* _STATED TASK_
Write the data out again, character for character, with no images.

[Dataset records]
[Begin]

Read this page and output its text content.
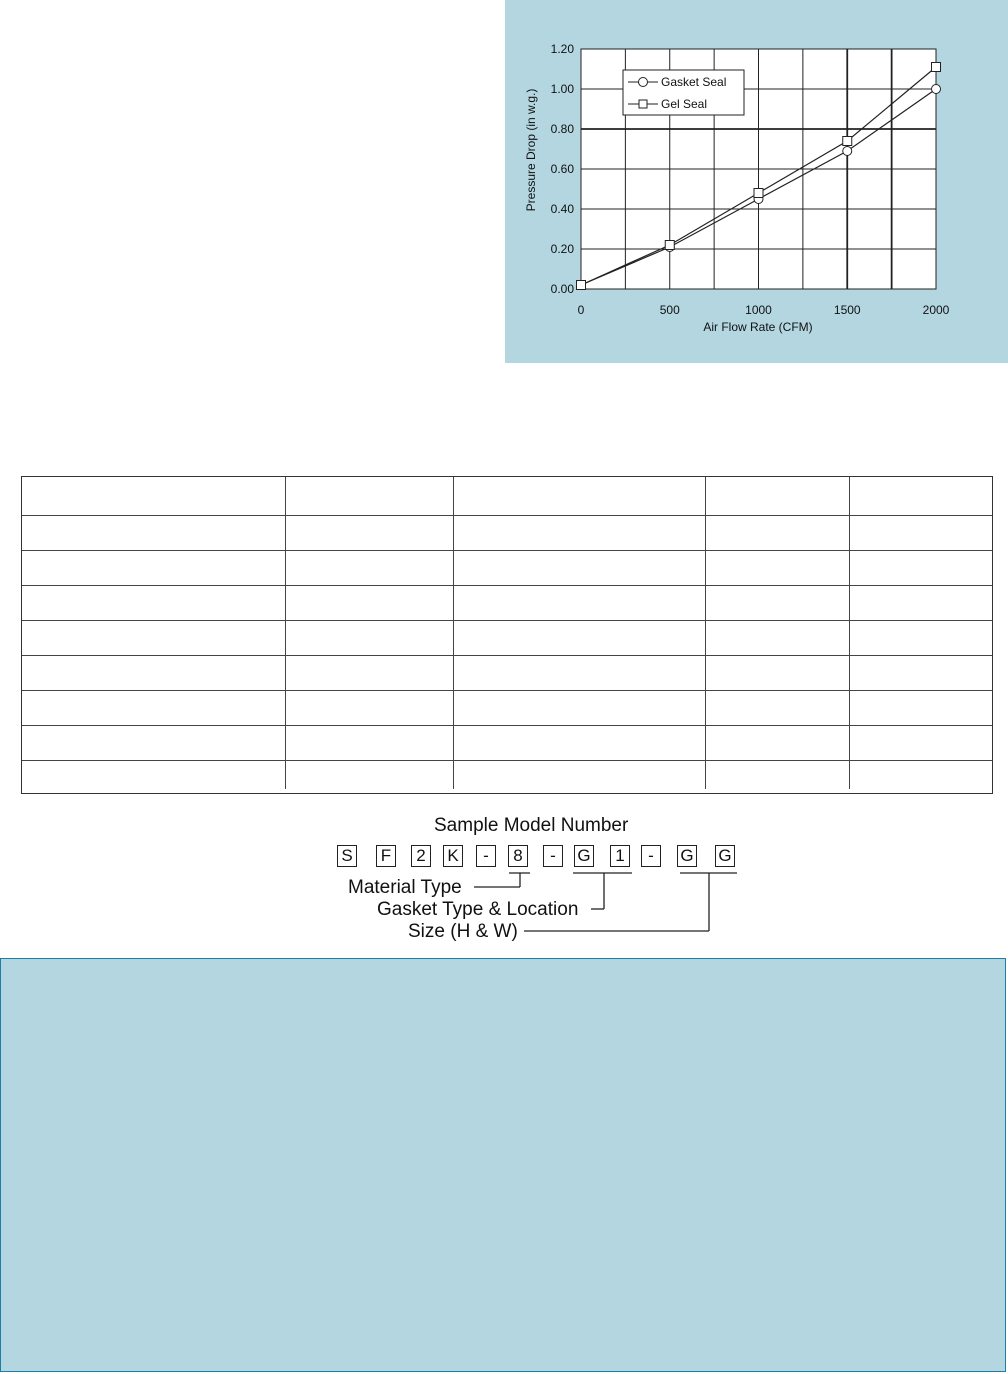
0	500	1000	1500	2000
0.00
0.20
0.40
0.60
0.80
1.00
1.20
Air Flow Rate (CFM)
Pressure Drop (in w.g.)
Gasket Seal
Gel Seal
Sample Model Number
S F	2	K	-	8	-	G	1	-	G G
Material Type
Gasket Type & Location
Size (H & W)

[End]

* _SOLUTION FOR THIS PROBLEM_
Read this page and output its text content.
0	500	1000	1500	2000
0.00
0.20
0.40
0.60
0.80
1.00
1.20
Air Flow Rate (CFM)
Pressure Drop (in w.g.)
Gasket Seal
Gel Seal
Sample Model Number
S F	2	K	-	8	-	G	1	-	G G
Material Type
Gasket Type & Location
Size (H & W)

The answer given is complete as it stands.